* _Dataset excerpts_:
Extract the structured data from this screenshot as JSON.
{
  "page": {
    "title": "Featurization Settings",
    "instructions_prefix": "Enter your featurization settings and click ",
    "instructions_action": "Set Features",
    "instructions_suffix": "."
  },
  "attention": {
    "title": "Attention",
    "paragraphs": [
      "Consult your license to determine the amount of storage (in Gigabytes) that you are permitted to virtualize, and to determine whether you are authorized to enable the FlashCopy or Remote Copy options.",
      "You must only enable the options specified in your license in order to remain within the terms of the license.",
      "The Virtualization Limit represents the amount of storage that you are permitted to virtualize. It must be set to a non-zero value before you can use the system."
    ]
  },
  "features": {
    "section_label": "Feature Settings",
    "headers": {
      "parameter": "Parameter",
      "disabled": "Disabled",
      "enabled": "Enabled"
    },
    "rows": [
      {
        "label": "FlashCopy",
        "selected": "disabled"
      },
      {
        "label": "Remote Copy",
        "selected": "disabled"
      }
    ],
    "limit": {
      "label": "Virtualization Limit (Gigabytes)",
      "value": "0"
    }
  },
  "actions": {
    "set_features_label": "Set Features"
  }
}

* _Set exercise_: Repeat the records above exactly as they appear.

* _Expected answer_:
Extract the structured data from this screenshot as JSON.
{
  "page": {
    "title": "Featurization Settings",
    "instructions_prefix": "Enter your featurization settings and click ",
    "instructions_action": "Set Features",
    "instructions_suffix": "."
  },
  "attention": {
    "title": "Attention",
    "paragraphs": [
      "Consult your license to determine the amount of storage (in Gigabytes) that you are permitted to virtualize, and to determine whether you are authorized to enable the FlashCopy or Remote Copy options.",
      "You must only enable the options specified in your license in order to remain within the terms of the license.",
      "The Virtualization Limit represents the amount of storage that you are permitted to virtualize. It must be set to a non-zero value before you can use the system."
    ]
  },
  "features": {
    "section_label": "Feature Settings",
    "headers": {
      "parameter": "Parameter",
      "disabled": "Disabled",
      "enabled": "Enabled"
    },
    "rows": [
      {
        "label": "FlashCopy",
        "selected": "disabled"
      },
      {
        "label": "Remote Copy",
        "selected": "disabled"
      }
    ],
    "limit": {
      "label": "Virtualization Limit (Gigabytes)",
      "value": "0"
    }
  },
  "actions": {
    "set_features_label": "Set Features"
  }
}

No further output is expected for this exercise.